→ Set exercise
Search the data for the word "Date" and copy every line where it occurs.

→ Data for this task
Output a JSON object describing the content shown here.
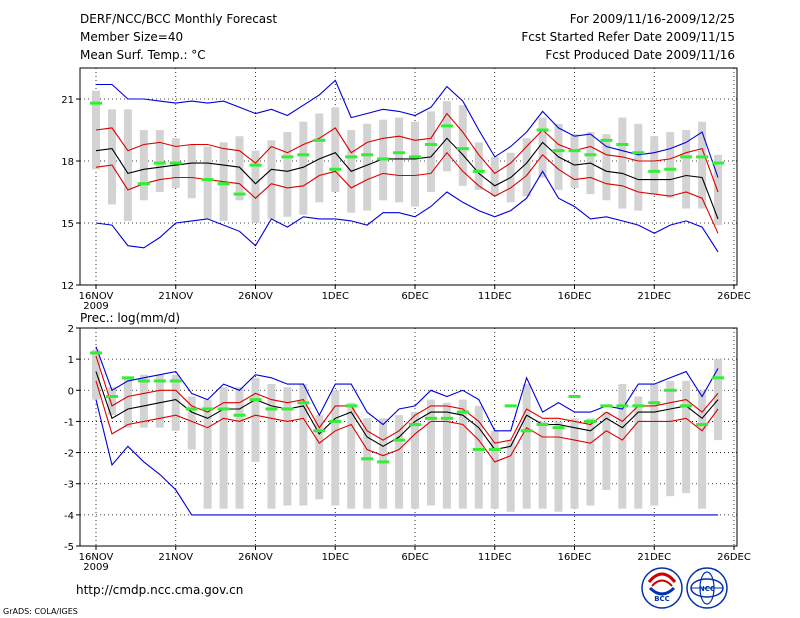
{
  "header": {
    "title": "DERF/NCC/BCC Monthly Forecast",
    "member_size": "Member Size=40",
    "variable": "Mean Surf. Temp.: °C",
    "period": "For 2009/11/16-2009/12/25",
    "started": "Fcst Started Refer Date 2009/11/15",
    "produced": "Fcst Produced Date 2009/11/16"
  },
  "footer": {
    "url": "http://cmdp.ncc.cma.gov.cn",
    "credit": "GrADS: COLA/IGES",
    "logo_left": "BCC",
    "logo_right": "NCC"
  },
  "colors": {
    "box": "#d3d3d3",
    "mean": "#000000",
    "spread": "#dd0000",
    "extreme": "#0000dd",
    "obs": "#33ee33",
    "grid": "#000000"
  },
  "chart_data": [
    {
      "type": "box",
      "title": "Mean Surf. Temp.: °C",
      "x_tick_labels": [
        "16NOV",
        "21NOV",
        "26NOV",
        "1DEC",
        "6DEC",
        "11DEC",
        "16DEC",
        "21DEC",
        "26DEC"
      ],
      "x_year_label": "2009",
      "y_ticks": [
        12,
        15,
        18,
        21
      ],
      "ylim": [
        12,
        22.5
      ],
      "days": 40,
      "max": [
        21.7,
        21.7,
        21.0,
        21.0,
        20.9,
        20.8,
        20.9,
        20.8,
        20.9,
        20.6,
        20.3,
        20.5,
        20.2,
        20.7,
        21.2,
        21.9,
        20.1,
        20.3,
        20.5,
        20.4,
        20.2,
        20.6,
        21.6,
        20.9,
        19.5,
        18.2,
        18.7,
        19.4,
        20.4,
        19.6,
        19.2,
        19.3,
        18.7,
        18.5,
        18.3,
        18.4,
        18.6,
        18.9,
        19.4,
        17.2
      ],
      "hi": [
        19.5,
        19.6,
        18.5,
        18.8,
        18.9,
        18.7,
        18.8,
        18.8,
        18.6,
        18.5,
        17.9,
        18.7,
        18.4,
        18.8,
        19.1,
        19.6,
        18.4,
        18.9,
        19.1,
        19.2,
        19.0,
        19.1,
        20.3,
        19.4,
        18.3,
        17.4,
        17.9,
        18.7,
        19.5,
        18.8,
        18.5,
        18.7,
        18.3,
        18.2,
        18.0,
        18.0,
        18.1,
        18.4,
        18.6,
        16.5
      ],
      "mean": [
        18.5,
        18.6,
        17.4,
        17.6,
        17.7,
        17.8,
        17.9,
        17.9,
        17.8,
        17.7,
        16.9,
        17.6,
        17.5,
        17.7,
        18.1,
        18.4,
        17.5,
        17.8,
        18.1,
        18.1,
        18.1,
        18.2,
        19.1,
        18.3,
        17.4,
        16.8,
        17.2,
        17.9,
        18.9,
        18.2,
        17.8,
        17.9,
        17.5,
        17.4,
        17.1,
        17.1,
        17.1,
        17.3,
        17.2,
        15.2
      ],
      "lo": [
        17.7,
        17.8,
        16.6,
        16.9,
        17.1,
        17.2,
        17.2,
        17.1,
        17.0,
        16.9,
        16.2,
        16.9,
        16.7,
        16.8,
        17.3,
        17.5,
        16.7,
        17.1,
        17.4,
        17.3,
        17.3,
        17.4,
        18.4,
        17.5,
        16.8,
        16.3,
        16.7,
        17.3,
        18.3,
        17.6,
        17.1,
        17.2,
        16.9,
        16.8,
        16.5,
        16.4,
        16.3,
        16.5,
        16.2,
        14.5
      ],
      "min": [
        15.0,
        14.9,
        13.9,
        13.8,
        14.3,
        15.0,
        15.1,
        15.2,
        14.9,
        14.6,
        13.9,
        15.2,
        14.8,
        15.3,
        15.2,
        15.2,
        15.1,
        14.9,
        15.5,
        15.5,
        15.3,
        15.8,
        16.5,
        16.0,
        15.6,
        15.3,
        15.6,
        16.2,
        17.5,
        16.2,
        15.8,
        15.2,
        15.3,
        15.1,
        14.9,
        14.5,
        14.9,
        15.1,
        14.8,
        13.6
      ],
      "box_top": [
        21.4,
        20.5,
        20.5,
        19.5,
        19.5,
        19.1,
        18.8,
        18.7,
        18.9,
        19.2,
        18.5,
        19.0,
        19.4,
        19.9,
        20.3,
        20.6,
        19.5,
        19.8,
        20.0,
        20.1,
        19.9,
        20.4,
        20.9,
        20.7,
        18.9,
        18.2,
        18.4,
        19.1,
        20.1,
        19.8,
        19.3,
        19.4,
        19.3,
        20.1,
        19.8,
        19.2,
        19.4,
        19.5,
        19.9,
        18.3
      ],
      "box_bottom": [
        17.6,
        15.9,
        15.1,
        16.1,
        16.5,
        16.7,
        16.2,
        15.2,
        15.1,
        16.1,
        15.0,
        15.2,
        15.3,
        15.4,
        16.0,
        16.5,
        15.5,
        15.6,
        16.1,
        16.0,
        15.8,
        16.5,
        17.5,
        16.8,
        16.6,
        16.3,
        16.0,
        16.3,
        17.2,
        16.6,
        16.7,
        16.4,
        16.1,
        15.7,
        15.6,
        16.4,
        16.2,
        15.7,
        15.7,
        14.9
      ],
      "obs": [
        20.8,
        null,
        null,
        16.9,
        17.9,
        17.9,
        null,
        17.1,
        16.9,
        16.4,
        17.8,
        null,
        18.2,
        18.3,
        19.0,
        17.6,
        18.2,
        18.3,
        18.1,
        18.4,
        18.2,
        18.8,
        19.7,
        18.6,
        17.5,
        null,
        null,
        null,
        19.5,
        18.5,
        18.5,
        18.3,
        19.0,
        18.8,
        18.4,
        17.5,
        17.6,
        18.2,
        18.2,
        17.9
      ]
    },
    {
      "type": "box",
      "title": "Prec.: log(mm/d)",
      "x_tick_labels": [
        "16NOV",
        "21NOV",
        "26NOV",
        "1DEC",
        "6DEC",
        "11DEC",
        "16DEC",
        "21DEC",
        "26DEC"
      ],
      "x_year_label": "2009",
      "y_ticks": [
        -5,
        -4,
        -3,
        -2,
        -1,
        0,
        1,
        2
      ],
      "ylim": [
        -5,
        2
      ],
      "days": 40,
      "max": [
        1.4,
        0.0,
        0.3,
        0.4,
        0.5,
        0.6,
        -0.1,
        -0.3,
        0.2,
        0.0,
        0.5,
        0.4,
        0.2,
        0.2,
        -0.8,
        0.2,
        0.2,
        -0.7,
        -1.1,
        -0.6,
        -0.5,
        0.0,
        -0.2,
        0.0,
        -0.3,
        -1.3,
        -1.3,
        0.4,
        -0.7,
        -0.4,
        -0.7,
        -0.7,
        -0.5,
        -0.6,
        0.2,
        0.2,
        0.4,
        0.6,
        -0.2,
        0.7
      ],
      "hi": [
        1.1,
        -0.5,
        -0.2,
        -0.1,
        0.0,
        0.0,
        -0.5,
        -0.7,
        -0.4,
        -0.4,
        -0.1,
        -0.3,
        -0.4,
        -0.3,
        -1.2,
        -0.5,
        -0.5,
        -1.3,
        -1.6,
        -1.3,
        -0.8,
        -0.5,
        -0.5,
        -0.6,
        -1.0,
        -1.7,
        -1.6,
        -0.6,
        -0.9,
        -0.9,
        -1.0,
        -1.1,
        -0.7,
        -1.0,
        -0.5,
        -0.5,
        -0.4,
        -0.3,
        -0.7,
        -0.1
      ],
      "mean": [
        0.6,
        -0.9,
        -0.6,
        -0.5,
        -0.4,
        -0.3,
        -0.7,
        -0.9,
        -0.6,
        -0.6,
        -0.3,
        -0.5,
        -0.6,
        -0.5,
        -1.4,
        -0.9,
        -0.7,
        -1.5,
        -1.8,
        -1.5,
        -1.0,
        -0.7,
        -0.7,
        -0.8,
        -1.2,
        -1.9,
        -1.8,
        -0.8,
        -1.1,
        -1.1,
        -1.2,
        -1.3,
        -0.9,
        -1.2,
        -0.7,
        -0.7,
        -0.6,
        -0.5,
        -0.9,
        -0.3
      ],
      "lo": [
        0.3,
        -1.4,
        -1.1,
        -1.0,
        -0.9,
        -0.8,
        -1.0,
        -1.2,
        -0.9,
        -1.0,
        -0.8,
        -0.9,
        -1.0,
        -0.9,
        -1.7,
        -1.3,
        -1.1,
        -1.9,
        -2.1,
        -1.9,
        -1.4,
        -1.0,
        -1.0,
        -1.1,
        -1.6,
        -2.3,
        -2.1,
        -1.2,
        -1.5,
        -1.5,
        -1.6,
        -1.7,
        -1.3,
        -1.6,
        -1.0,
        -1.0,
        -1.0,
        -0.9,
        -1.3,
        -0.6
      ],
      "min": [
        -0.3,
        -2.4,
        -1.8,
        -2.3,
        -2.7,
        -3.2,
        -4.0,
        -4.0,
        -4.0,
        -4.0,
        -4.0,
        -4.0,
        -4.0,
        -4.0,
        -4.0,
        -4.0,
        -4.0,
        -4.0,
        -4.0,
        -4.0,
        -4.0,
        -4.0,
        -4.0,
        -4.0,
        -4.0,
        -4.0,
        -4.0,
        -4.0,
        -4.0,
        -4.0,
        -4.0,
        -4.0,
        -4.0,
        -4.0,
        -4.0,
        -4.0,
        -4.0,
        -4.0,
        -4.0,
        -4.0
      ],
      "box_top": [
        1.3,
        0.1,
        0.4,
        0.5,
        0.5,
        0.5,
        -0.2,
        -0.3,
        0.1,
        0.1,
        0.4,
        0.2,
        0.1,
        0.2,
        -0.8,
        0.0,
        -0.4,
        -0.9,
        -0.9,
        -0.8,
        -0.7,
        -0.3,
        -0.4,
        -0.3,
        -0.5,
        -1.3,
        -1.6,
        0.2,
        -1.0,
        -1.0,
        -0.9,
        -0.9,
        -0.7,
        0.2,
        -0.2,
        0.2,
        0.3,
        0.3,
        0.0,
        1.0
      ],
      "box_bottom": [
        -0.3,
        -0.8,
        -1.2,
        -1.2,
        -1.2,
        -1.3,
        -1.9,
        -3.8,
        -3.8,
        -3.8,
        -2.3,
        -3.8,
        -3.7,
        -3.7,
        -3.5,
        -3.7,
        -3.8,
        -3.8,
        -3.8,
        -3.8,
        -3.8,
        -3.7,
        -3.8,
        -3.8,
        -3.8,
        -3.8,
        -3.9,
        -3.8,
        -3.8,
        -3.9,
        -3.8,
        -3.7,
        -3.2,
        -3.8,
        -3.8,
        -3.7,
        -3.4,
        -3.3,
        -3.8,
        -1.6
      ],
      "obs": [
        1.2,
        -0.2,
        0.4,
        0.3,
        0.3,
        0.3,
        -0.6,
        -0.6,
        -0.6,
        -0.8,
        -0.3,
        -0.6,
        -0.6,
        -0.4,
        -1.3,
        -1.0,
        -0.5,
        -2.2,
        -2.3,
        -1.6,
        -1.1,
        -0.9,
        -0.9,
        -0.7,
        -1.9,
        -1.9,
        -0.5,
        -1.3,
        -1.1,
        -1.2,
        -0.2,
        -1.0,
        -0.5,
        -0.5,
        -0.5,
        -0.4,
        0.0,
        -0.5,
        -1.1,
        0.4
      ]
    }
  ]
}
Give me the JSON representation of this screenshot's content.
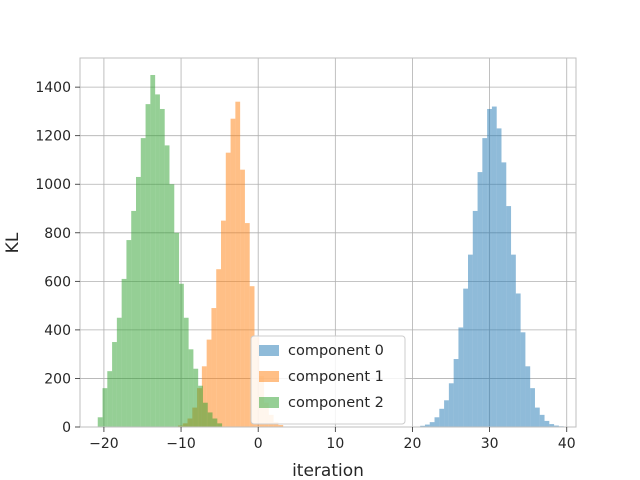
{
  "chart_data": {
    "type": "histogram",
    "title": "",
    "xlabel": "iteration",
    "ylabel": "KL",
    "xlim": [
      -23.1,
      41.2
    ],
    "ylim": [
      0,
      1520
    ],
    "xticks": [
      -20,
      -10,
      0,
      10,
      20,
      30,
      40
    ],
    "yticks": [
      0,
      200,
      400,
      600,
      800,
      1000,
      1200,
      1400
    ],
    "grid": true,
    "legend_position": "lower center",
    "bin_width": 0.62,
    "series": [
      {
        "name": "component 0",
        "color": "#1f77b4",
        "bin_start": 21.0,
        "counts": [
          5,
          10,
          20,
          40,
          75,
          110,
          180,
          280,
          410,
          570,
          710,
          890,
          1050,
          1190,
          1310,
          1320,
          1230,
          1090,
          910,
          710,
          550,
          390,
          250,
          160,
          80,
          50,
          25,
          12,
          6,
          3
        ]
      },
      {
        "name": "component 1",
        "color": "#ff7f0e",
        "bin_start": -10.4,
        "counts": [
          6,
          15,
          35,
          80,
          160,
          250,
          360,
          490,
          650,
          850,
          1130,
          1270,
          1340,
          1060,
          840,
          580,
          370,
          210,
          100,
          50,
          20,
          8
        ]
      },
      {
        "name": "component 2",
        "color": "#2ca02c",
        "bin_start": -20.8,
        "counts": [
          40,
          160,
          230,
          350,
          450,
          610,
          770,
          890,
          1030,
          1190,
          1330,
          1450,
          1370,
          1310,
          1160,
          1000,
          800,
          590,
          450,
          320,
          240,
          170,
          100,
          60,
          35,
          15
        ]
      }
    ]
  }
}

→ Solution below
    "started": "Fcst Started Refer Date 2009/11/15",
    "produced": "Fcst Produced Date 2009/11/16"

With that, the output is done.